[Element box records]
____________________
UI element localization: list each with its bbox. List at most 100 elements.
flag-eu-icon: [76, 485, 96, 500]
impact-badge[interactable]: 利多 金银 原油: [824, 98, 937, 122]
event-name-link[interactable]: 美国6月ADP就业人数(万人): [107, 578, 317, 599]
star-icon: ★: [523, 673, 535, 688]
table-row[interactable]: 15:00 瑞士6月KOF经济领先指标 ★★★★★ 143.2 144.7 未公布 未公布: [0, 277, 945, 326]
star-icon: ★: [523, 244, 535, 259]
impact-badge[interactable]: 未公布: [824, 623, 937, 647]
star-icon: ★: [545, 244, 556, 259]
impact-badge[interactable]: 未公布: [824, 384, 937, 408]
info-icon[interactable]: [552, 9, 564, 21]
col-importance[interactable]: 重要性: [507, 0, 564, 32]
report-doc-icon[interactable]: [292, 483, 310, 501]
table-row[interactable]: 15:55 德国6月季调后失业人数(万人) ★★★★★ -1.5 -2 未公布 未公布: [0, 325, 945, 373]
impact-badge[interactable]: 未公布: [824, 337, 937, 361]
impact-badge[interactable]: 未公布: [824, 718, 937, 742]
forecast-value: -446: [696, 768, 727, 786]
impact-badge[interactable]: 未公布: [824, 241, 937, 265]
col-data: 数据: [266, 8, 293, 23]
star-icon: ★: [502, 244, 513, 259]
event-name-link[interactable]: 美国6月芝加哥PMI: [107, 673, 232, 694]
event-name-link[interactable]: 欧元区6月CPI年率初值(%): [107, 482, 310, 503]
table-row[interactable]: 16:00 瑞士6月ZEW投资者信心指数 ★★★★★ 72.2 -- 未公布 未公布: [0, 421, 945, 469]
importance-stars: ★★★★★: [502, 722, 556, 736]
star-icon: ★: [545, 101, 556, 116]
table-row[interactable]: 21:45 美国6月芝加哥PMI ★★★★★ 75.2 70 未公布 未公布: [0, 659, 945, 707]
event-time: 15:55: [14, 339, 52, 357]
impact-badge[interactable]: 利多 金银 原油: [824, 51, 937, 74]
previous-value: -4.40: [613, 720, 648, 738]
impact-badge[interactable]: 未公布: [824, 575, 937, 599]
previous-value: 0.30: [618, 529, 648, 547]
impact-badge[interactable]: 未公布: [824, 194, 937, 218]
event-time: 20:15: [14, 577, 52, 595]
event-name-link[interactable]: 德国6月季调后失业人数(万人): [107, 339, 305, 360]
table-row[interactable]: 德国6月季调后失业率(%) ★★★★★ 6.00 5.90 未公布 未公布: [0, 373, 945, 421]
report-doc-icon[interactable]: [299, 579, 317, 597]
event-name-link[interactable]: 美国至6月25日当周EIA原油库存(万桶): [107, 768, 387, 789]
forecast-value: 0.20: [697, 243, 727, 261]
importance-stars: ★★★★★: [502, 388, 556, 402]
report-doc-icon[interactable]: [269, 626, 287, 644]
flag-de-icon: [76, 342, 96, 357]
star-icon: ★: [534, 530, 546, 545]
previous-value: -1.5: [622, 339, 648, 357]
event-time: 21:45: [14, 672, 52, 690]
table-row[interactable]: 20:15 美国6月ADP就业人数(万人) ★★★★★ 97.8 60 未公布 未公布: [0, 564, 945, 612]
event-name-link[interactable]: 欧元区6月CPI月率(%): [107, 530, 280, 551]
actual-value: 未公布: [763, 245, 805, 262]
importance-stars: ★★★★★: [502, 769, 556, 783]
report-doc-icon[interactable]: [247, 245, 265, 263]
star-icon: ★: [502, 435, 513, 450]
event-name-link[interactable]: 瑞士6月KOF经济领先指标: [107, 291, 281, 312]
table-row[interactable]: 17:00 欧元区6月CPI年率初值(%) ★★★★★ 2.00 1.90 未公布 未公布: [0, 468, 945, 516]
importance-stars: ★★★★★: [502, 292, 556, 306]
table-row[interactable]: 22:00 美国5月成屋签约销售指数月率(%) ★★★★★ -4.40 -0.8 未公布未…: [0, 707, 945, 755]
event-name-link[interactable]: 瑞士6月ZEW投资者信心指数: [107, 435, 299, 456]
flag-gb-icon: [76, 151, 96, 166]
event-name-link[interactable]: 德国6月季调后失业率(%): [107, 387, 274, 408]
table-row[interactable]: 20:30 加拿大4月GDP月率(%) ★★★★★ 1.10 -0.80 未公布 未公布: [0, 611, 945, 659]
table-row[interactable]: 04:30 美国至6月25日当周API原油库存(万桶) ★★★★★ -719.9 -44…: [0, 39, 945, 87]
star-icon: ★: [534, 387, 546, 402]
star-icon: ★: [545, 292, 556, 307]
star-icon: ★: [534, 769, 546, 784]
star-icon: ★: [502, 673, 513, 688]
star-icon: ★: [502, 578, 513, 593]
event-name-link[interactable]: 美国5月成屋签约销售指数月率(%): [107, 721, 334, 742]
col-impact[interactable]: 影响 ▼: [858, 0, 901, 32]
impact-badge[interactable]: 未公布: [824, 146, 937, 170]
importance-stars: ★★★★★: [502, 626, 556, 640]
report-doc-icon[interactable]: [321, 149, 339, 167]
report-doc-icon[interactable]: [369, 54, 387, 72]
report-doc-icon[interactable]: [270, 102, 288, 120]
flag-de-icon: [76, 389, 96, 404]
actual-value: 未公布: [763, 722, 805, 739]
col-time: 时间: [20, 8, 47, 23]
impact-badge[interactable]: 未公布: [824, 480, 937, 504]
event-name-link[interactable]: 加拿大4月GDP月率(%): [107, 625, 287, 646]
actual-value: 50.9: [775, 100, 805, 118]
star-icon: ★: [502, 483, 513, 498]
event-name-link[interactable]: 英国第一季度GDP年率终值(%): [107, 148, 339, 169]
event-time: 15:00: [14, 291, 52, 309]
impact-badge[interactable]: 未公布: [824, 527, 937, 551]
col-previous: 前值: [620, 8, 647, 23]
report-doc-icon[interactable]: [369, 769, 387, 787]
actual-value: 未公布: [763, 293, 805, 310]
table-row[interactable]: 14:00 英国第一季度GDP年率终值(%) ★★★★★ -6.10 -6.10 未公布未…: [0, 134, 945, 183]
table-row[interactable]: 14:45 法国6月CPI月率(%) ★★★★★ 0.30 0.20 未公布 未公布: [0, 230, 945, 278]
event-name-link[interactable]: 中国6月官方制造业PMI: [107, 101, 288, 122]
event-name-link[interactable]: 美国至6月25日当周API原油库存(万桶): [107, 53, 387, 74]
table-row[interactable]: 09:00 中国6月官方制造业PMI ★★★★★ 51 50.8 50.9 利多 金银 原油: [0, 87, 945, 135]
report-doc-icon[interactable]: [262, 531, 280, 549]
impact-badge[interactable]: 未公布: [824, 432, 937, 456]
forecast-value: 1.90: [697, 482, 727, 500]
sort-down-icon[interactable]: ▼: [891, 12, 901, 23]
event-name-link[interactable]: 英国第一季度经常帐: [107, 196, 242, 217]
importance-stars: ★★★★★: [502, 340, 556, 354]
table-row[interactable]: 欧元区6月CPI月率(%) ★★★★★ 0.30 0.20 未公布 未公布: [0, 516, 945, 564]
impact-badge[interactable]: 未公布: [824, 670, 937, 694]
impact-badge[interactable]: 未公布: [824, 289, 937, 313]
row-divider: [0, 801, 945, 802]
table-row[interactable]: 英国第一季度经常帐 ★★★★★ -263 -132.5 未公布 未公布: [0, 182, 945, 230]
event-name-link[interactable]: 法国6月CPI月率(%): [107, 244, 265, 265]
____________________
WORK TO DO ▸ Present every line of the entries above as a JSON list of strings, one string per line, with blank lines left out.

FINAL ANSWER ▸
[
  "UI element localization: list each with its bbox. List at most 100 elements.",
  "flag-eu-icon: [76, 485, 96, 500]",
  "impact-badge[interactable]: 利多 金银 原油: [824, 98, 937, 122]",
  "event-name-link[interactable]: 美国6月ADP就业人数(万人): [107, 578, 317, 599]",
  "star-icon: ★: [523, 673, 535, 688]",
  "table-row[interactable]: 15:00 瑞士6月KOF经济领先指标 ★★★★★ 143.2 144.7 未公布 未公布: [0, 277, 945, 326]",
  "star-icon: ★: [523, 244, 535, 259]",
  "impact-badge[interactable]: 未公布: [824, 623, 937, 647]",
  "star-icon: ★: [545, 244, 556, 259]",
  "impact-badge[interactable]: 未公布: [824, 384, 937, 408]",
  "info-icon[interactable]: [552, 9, 564, 21]",
  "col-importance[interactable]: 重要性: [507, 0, 564, 32]",
  "report-doc-icon[interactable]: [292, 483, 310, 501]",
  "table-row[interactable]: 15:55 德国6月季调后失业人数(万人) ★★★★★ -1.5 -2 未公布 未公布: [0, 325, 945, 373]",
  "impact-badge[interactable]: 未公布: [824, 337, 937, 361]",
  "impact-badge[interactable]: 未公布: [824, 718, 937, 742]",
  "forecast-value: -446: [696, 768, 727, 786]",
  "impact-badge[interactable]: 未公布: [824, 241, 937, 265]",
  "col-data: 数据: [266, 8, 293, 23]",
  "star-icon: ★: [502, 244, 513, 259]",
  "event-name-link[interactable]: 美国6月芝加哥PMI: [107, 673, 232, 694]",
  "event-name-link[interactable]: 欧元区6月CPI年率初值(%): [107, 482, 310, 503]",
  "table-row[interactable]: 16:00 瑞士6月ZEW投资者信心指数 ★★★★★ 72.2 -- 未公布 未公布: [0, 421, 945, 469]",
  "importance-stars: ★★★★★: [502, 722, 556, 736]",
  "star-icon: ★: [545, 101, 556, 116]",
  "table-row[interactable]: 21:45 美国6月芝加哥PMI ★★★★★ 75.2 70 未公布 未公布: [0, 659, 945, 707]",
  "event-time: 15:55: [14, 339, 52, 357]",
  "impact-badge[interactable]: 利多 金银 原油: [824, 51, 937, 74]",
  "previous-value: -4.40: [613, 720, 648, 738]",
  "impact-badge[interactable]: 未公布: [824, 575, 937, 599]",
  "previous-value: 0.30: [618, 529, 648, 547]",
  "impact-badge[interactable]: 未公布: [824, 194, 937, 218]",
  "event-time: 20:15: [14, 577, 52, 595]",
  "event-name-link[interactable]: 德国6月季调后失业人数(万人): [107, 339, 305, 360]",
  "table-row[interactable]: 德国6月季调后失业率(%) ★★★★★ 6.00 5.90 未公布 未公布: [0, 373, 945, 421]",
  "report-doc-icon[interactable]: [299, 579, 317, 597]",
  "event-name-link[interactable]: 美国至6月25日当周EIA原油库存(万桶): [107, 768, 387, 789]",
  "forecast-value: 0.20: [697, 243, 727, 261]",
  "importance-stars: ★★★★★: [502, 388, 556, 402]",
  "report-doc-icon[interactable]: [269, 626, 287, 644]",
  "flag-de-icon: [76, 342, 96, 357]",
  "star-icon: ★: [534, 530, 546, 545]",
  "previous-value: -1.5: [622, 339, 648, 357]",
  "event-time: 21:45: [14, 672, 52, 690]",
  "table-row[interactable]: 20:15 美国6月ADP就业人数(万人) ★★★★★ 97.8 60 未公布 未公布: [0, 564, 945, 612]",
  "event-name-link[interactable]: 欧元区6月CPI月率(%): [107, 530, 280, 551]",
  "actual-value: 未公布: [763, 245, 805, 262]",
  "importance-stars: ★★★★★: [502, 769, 556, 783]",
  "report-doc-icon[interactable]: [247, 245, 265, 263]",
  "star-icon: ★: [502, 435, 513, 450]",
  "event-name-link[interactable]: 瑞士6月KOF经济领先指标: [107, 291, 281, 312]",
  "table-row[interactable]: 17:00 欧元区6月CPI年率初值(%) ★★★★★ 2.00 1.90 未公布 未公布: [0, 468, 945, 516]",
  "importance-stars: ★★★★★: [502, 292, 556, 306]",
  "table-row[interactable]: 22:00 美国5月成屋签约销售指数月率(%) ★★★★★ -4.40 -0.8 未公布未…: [0, 707, 945, 755]",
  "event-name-link[interactable]: 瑞士6月ZEW投资者信心指数: [107, 435, 299, 456]",
  "flag-gb-icon: [76, 151, 96, 166]",
  "event-name-link[interactable]: 德国6月季调后失业率(%): [107, 387, 274, 408]",
  "table-row[interactable]: 20:30 加拿大4月GDP月率(%) ★★★★★ 1.10 -0.80 未公布 未公布: [0, 611, 945, 659]",
  "table-row[interactable]: 04:30 美国至6月25日当周API原油库存(万桶) ★★★★★ -719.9 -44…: [0, 39, 945, 87]",
  "star-icon: ★: [534, 387, 546, 402]",
  "star-icon: ★: [545, 292, 556, 307]",
  "star-icon: ★: [534, 769, 546, 784]",
  "star-icon: ★: [502, 673, 513, 688]",
  "star-icon: ★: [502, 578, 513, 593]",
  "event-name-link[interactable]: 美国5月成屋签约销售指数月率(%): [107, 721, 334, 742]",
  "col-impact[interactable]: 影响 ▼: [858, 0, 901, 32]",
  "impact-badge[interactable]: 未公布: [824, 146, 937, 170]",
  "importance-stars: ★★★★★: [502, 626, 556, 640]",
  "report-doc-icon[interactable]: [321, 149, 339, 167]",
  "report-doc-icon[interactable]: [369, 54, 387, 72]",
  "report-doc-icon[interactable]: [270, 102, 288, 120]",
  "flag-de-icon: [76, 389, 96, 404]",
  "actual-value: 未公布: [763, 722, 805, 739]",
  "col-time: 时间: [20, 8, 47, 23]",
  "impact-badge[interactable]: 未公布: [824, 480, 937, 504]",
  "event-name-link[interactable]: 加拿大4月GDP月率(%): [107, 625, 287, 646]",
  "actual-value: 50.9: [775, 100, 805, 118]",
  "star-icon: ★: [502, 483, 513, 498]",
  "event-name-link[interactable]: 英国第一季度GDP年率终值(%): [107, 148, 339, 169]",
  "event-time: 15:00: [14, 291, 52, 309]",
  "impact-badge[interactable]: 未公布: [824, 527, 937, 551]",
  "col-previous: 前值: [620, 8, 647, 23]",
  "report-doc-icon[interactable]: [369, 769, 387, 787]",
  "actual-value: 未公布: [763, 293, 805, 310]",
  "table-row[interactable]: 14:00 英国第一季度GDP年率终值(%) ★★★★★ -6.10 -6.10 未公布未…: [0, 134, 945, 183]",
  "table-row[interactable]: 14:45 法国6月CPI月率(%) ★★★★★ 0.30 0.20 未公布 未公布: [0, 230, 945, 278]",
  "event-name-link[interactable]: 中国6月官方制造业PMI: [107, 101, 288, 122]",
  "event-name-link[interactable]: 美国至6月25日当周API原油库存(万桶): [107, 53, 387, 74]",
  "table-row[interactable]: 09:00 中国6月官方制造业PMI ★★★★★ 51 50.8 50.9 利多 金银 原油: [0, 87, 945, 135]",
  "report-doc-icon[interactable]: [262, 531, 280, 549]",
  "impact-badge[interactable]: 未公布: [824, 432, 937, 456]",
  "forecast-value: 1.90: [697, 482, 727, 500]",
  "sort-down-icon[interactable]: ▼: [891, 12, 901, 23]",
  "event-name-link[interactable]: 英国第一季度经常帐: [107, 196, 242, 217]",
  "importance-stars: ★★★★★: [502, 340, 556, 354]",
  "table-row[interactable]: 欧元区6月CPI月率(%) ★★★★★ 0.30 0.20 未公布 未公布: [0, 516, 945, 564]",
  "impact-badge[interactable]: 未公布: [824, 670, 937, 694]",
  "impact-badge[interactable]: 未公布: [824, 289, 937, 313]",
  "row-divider: [0, 801, 945, 802]",
  "table-row[interactable]: 英国第一季度经常帐 ★★★★★ -263 -132.5 未公布 未公布: [0, 182, 945, 230]",
  "event-name-link[interactable]: 法国6月CPI月率(%): [107, 244, 265, 265]"
]